▶ [TASK DATA]:
## START

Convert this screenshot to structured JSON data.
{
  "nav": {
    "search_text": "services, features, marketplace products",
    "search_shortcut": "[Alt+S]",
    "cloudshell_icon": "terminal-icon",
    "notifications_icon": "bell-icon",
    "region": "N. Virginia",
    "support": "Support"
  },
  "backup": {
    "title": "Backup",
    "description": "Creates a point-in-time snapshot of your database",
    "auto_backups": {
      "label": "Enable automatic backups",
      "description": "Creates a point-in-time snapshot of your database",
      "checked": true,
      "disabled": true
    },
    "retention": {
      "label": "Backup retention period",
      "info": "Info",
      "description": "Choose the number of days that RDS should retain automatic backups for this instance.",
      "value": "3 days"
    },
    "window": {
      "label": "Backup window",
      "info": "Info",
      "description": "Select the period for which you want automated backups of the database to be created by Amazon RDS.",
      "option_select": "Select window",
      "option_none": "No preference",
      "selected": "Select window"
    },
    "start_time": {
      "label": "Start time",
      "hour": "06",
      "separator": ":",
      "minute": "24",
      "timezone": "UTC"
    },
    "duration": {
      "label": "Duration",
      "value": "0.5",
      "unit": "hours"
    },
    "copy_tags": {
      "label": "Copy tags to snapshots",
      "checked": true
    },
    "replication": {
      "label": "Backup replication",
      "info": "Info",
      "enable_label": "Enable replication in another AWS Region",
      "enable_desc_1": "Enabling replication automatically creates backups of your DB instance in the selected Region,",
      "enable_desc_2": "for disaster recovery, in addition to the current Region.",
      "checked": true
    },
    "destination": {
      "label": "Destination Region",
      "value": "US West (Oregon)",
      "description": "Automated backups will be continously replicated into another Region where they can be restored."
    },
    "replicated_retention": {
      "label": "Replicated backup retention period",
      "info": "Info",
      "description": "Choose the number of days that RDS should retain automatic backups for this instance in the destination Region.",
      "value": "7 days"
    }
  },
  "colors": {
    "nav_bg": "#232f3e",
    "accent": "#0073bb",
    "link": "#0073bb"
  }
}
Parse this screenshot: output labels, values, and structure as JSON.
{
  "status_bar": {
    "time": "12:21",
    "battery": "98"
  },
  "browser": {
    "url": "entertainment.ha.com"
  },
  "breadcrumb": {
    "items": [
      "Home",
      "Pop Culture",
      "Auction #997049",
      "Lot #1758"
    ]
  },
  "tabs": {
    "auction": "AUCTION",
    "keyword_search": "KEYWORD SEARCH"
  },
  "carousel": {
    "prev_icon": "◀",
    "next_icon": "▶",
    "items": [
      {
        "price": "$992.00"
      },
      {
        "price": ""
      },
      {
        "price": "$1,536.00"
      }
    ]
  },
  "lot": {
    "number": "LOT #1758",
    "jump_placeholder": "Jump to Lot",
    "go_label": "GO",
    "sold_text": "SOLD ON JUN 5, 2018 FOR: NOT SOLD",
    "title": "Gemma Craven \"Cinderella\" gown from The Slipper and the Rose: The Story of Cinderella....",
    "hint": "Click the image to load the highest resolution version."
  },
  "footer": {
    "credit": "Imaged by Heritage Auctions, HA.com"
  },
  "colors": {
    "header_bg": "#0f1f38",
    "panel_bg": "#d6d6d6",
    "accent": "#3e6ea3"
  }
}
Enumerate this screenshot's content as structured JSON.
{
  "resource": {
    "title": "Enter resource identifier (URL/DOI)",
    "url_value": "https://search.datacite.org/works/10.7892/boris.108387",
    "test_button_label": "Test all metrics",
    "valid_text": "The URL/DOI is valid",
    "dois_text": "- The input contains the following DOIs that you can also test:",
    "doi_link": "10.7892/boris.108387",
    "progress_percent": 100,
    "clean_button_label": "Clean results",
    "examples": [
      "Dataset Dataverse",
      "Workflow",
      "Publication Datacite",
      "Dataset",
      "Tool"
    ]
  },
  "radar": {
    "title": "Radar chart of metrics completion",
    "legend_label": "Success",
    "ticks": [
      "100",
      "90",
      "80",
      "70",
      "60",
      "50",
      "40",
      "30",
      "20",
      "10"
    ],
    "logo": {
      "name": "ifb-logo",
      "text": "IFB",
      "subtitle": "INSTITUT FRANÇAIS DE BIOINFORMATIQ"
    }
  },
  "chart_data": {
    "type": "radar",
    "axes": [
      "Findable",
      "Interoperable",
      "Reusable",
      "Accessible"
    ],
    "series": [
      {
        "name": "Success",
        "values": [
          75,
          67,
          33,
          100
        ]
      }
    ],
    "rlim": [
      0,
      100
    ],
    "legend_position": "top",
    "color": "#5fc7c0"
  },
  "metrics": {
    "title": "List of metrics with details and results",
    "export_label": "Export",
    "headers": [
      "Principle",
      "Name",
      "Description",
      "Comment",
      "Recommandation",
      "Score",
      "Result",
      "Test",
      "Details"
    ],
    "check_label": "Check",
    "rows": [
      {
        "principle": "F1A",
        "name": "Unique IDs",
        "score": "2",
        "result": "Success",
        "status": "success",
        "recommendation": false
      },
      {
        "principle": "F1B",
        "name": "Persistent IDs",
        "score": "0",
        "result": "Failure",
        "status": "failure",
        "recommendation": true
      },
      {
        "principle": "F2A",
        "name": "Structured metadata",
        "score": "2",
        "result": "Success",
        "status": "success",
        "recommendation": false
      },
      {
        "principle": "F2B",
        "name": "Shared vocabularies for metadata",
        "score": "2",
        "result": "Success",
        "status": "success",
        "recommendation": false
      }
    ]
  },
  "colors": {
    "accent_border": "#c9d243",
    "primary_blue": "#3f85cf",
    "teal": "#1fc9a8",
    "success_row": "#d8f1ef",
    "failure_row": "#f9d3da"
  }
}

## END

Restate the data above exactly, keeping each word as it stands.

Convert this screenshot to structured JSON data.
{
  "nav": {
    "search_text": "services, features, marketplace products",
    "search_shortcut": "[Alt+S]",
    "cloudshell_icon": "terminal-icon",
    "notifications_icon": "bell-icon",
    "region": "N. Virginia",
    "support": "Support"
  },
  "backup": {
    "title": "Backup",
    "description": "Creates a point-in-time snapshot of your database",
    "auto_backups": {
      "label": "Enable automatic backups",
      "description": "Creates a point-in-time snapshot of your database",
      "checked": true,
      "disabled": true
    },
    "retention": {
      "label": "Backup retention period",
      "info": "Info",
      "description": "Choose the number of days that RDS should retain automatic backups for this instance.",
      "value": "3 days"
    },
    "window": {
      "label": "Backup window",
      "info": "Info",
      "description": "Select the period for which you want automated backups of the database to be created by Amazon RDS.",
      "option_select": "Select window",
      "option_none": "No preference",
      "selected": "Select window"
    },
    "start_time": {
      "label": "Start time",
      "hour": "06",
      "separator": ":",
      "minute": "24",
      "timezone": "UTC"
    },
    "duration": {
      "label": "Duration",
      "value": "0.5",
      "unit": "hours"
    },
    "copy_tags": {
      "label": "Copy tags to snapshots",
      "checked": true
    },
    "replication": {
      "label": "Backup replication",
      "info": "Info",
      "enable_label": "Enable replication in another AWS Region",
      "enable_desc_1": "Enabling replication automatically creates backups of your DB instance in the selected Region,",
      "enable_desc_2": "for disaster recovery, in addition to the current Region.",
      "checked": true
    },
    "destination": {
      "label": "Destination Region",
      "value": "US West (Oregon)",
      "description": "Automated backups will be continously replicated into another Region where they can be restored."
    },
    "replicated_retention": {
      "label": "Replicated backup retention period",
      "info": "Info",
      "description": "Choose the number of days that RDS should retain automatic backups for this instance in the destination Region.",
      "value": "7 days"
    }
  },
  "colors": {
    "nav_bg": "#232f3e",
    "accent": "#0073bb",
    "link": "#0073bb"
  }
}
Parse this screenshot: output labels, values, and structure as JSON.
{
  "status_bar": {
    "time": "12:21",
    "battery": "98"
  },
  "browser": {
    "url": "entertainment.ha.com"
  },
  "breadcrumb": {
    "items": [
      "Home",
      "Pop Culture",
      "Auction #997049",
      "Lot #1758"
    ]
  },
  "tabs": {
    "auction": "AUCTION",
    "keyword_search": "KEYWORD SEARCH"
  },
  "carousel": {
    "prev_icon": "◀",
    "next_icon": "▶",
    "items": [
      {
        "price": "$992.00"
      },
      {
        "price": ""
      },
      {
        "price": "$1,536.00"
      }
    ]
  },
  "lot": {
    "number": "LOT #1758",
    "jump_placeholder": "Jump to Lot",
    "go_label": "GO",
    "sold_text": "SOLD ON JUN 5, 2018 FOR: NOT SOLD",
    "title": "Gemma Craven \"Cinderella\" gown from The Slipper and the Rose: The Story of Cinderella....",
    "hint": "Click the image to load the highest resolution version."
  },
  "footer": {
    "credit": "Imaged by Heritage Auctions, HA.com"
  },
  "colors": {
    "header_bg": "#0f1f38",
    "panel_bg": "#d6d6d6",
    "accent": "#3e6ea3"
  }
}
Enumerate this screenshot's content as structured JSON.
{
  "resource": {
    "title": "Enter resource identifier (URL/DOI)",
    "url_value": "https://search.datacite.org/works/10.7892/boris.108387",
    "test_button_label": "Test all metrics",
    "valid_text": "The URL/DOI is valid",
    "dois_text": "- The input contains the following DOIs that you can also test:",
    "doi_link": "10.7892/boris.108387",
    "progress_percent": 100,
    "clean_button_label": "Clean results",
    "examples": [
      "Dataset Dataverse",
      "Workflow",
      "Publication Datacite",
      "Dataset",
      "Tool"
    ]
  },
  "radar": {
    "title": "Radar chart of metrics completion",
    "legend_label": "Success",
    "ticks": [
      "100",
      "90",
      "80",
      "70",
      "60",
      "50",
      "40",
      "30",
      "20",
      "10"
    ],
    "logo": {
      "name": "ifb-logo",
      "text": "IFB",
      "subtitle": "INSTITUT FRANÇAIS DE BIOINFORMATIQ"
    }
  },
  "chart_data": {
    "type": "radar",
    "axes": [
      "Findable",
      "Interoperable",
      "Reusable",
      "Accessible"
    ],
    "series": [
      {
        "name": "Success",
        "values": [
          75,
          67,
          33,
          100
        ]
      }
    ],
    "rlim": [
      0,
      100
    ],
    "legend_position": "top",
    "color": "#5fc7c0"
  },
  "metrics": {
    "title": "List of metrics with details and results",
    "export_label": "Export",
    "headers": [
      "Principle",
      "Name",
      "Description",
      "Comment",
      "Recommandation",
      "Score",
      "Result",
      "Test",
      "Details"
    ],
    "check_label": "Check",
    "rows": [
      {
        "principle": "F1A",
        "name": "Unique IDs",
        "score": "2",
        "result": "Success",
        "status": "success",
        "recommendation": false
      },
      {
        "principle": "F1B",
        "name": "Persistent IDs",
        "score": "0",
        "result": "Failure",
        "status": "failure",
        "recommendation": true
      },
      {
        "principle": "F2A",
        "name": "Structured metadata",
        "score": "2",
        "result": "Success",
        "status": "success",
        "recommendation": false
      },
      {
        "principle": "F2B",
        "name": "Shared vocabularies for metadata",
        "score": "2",
        "result": "Success",
        "status": "success",
        "recommendation": false
      }
    ]
  },
  "colors": {
    "accent_border": "#c9d243",
    "primary_blue": "#3f85cf",
    "teal": "#1fc9a8",
    "success_row": "#d8f1ef",
    "failure_row": "#f9d3da"
  }
}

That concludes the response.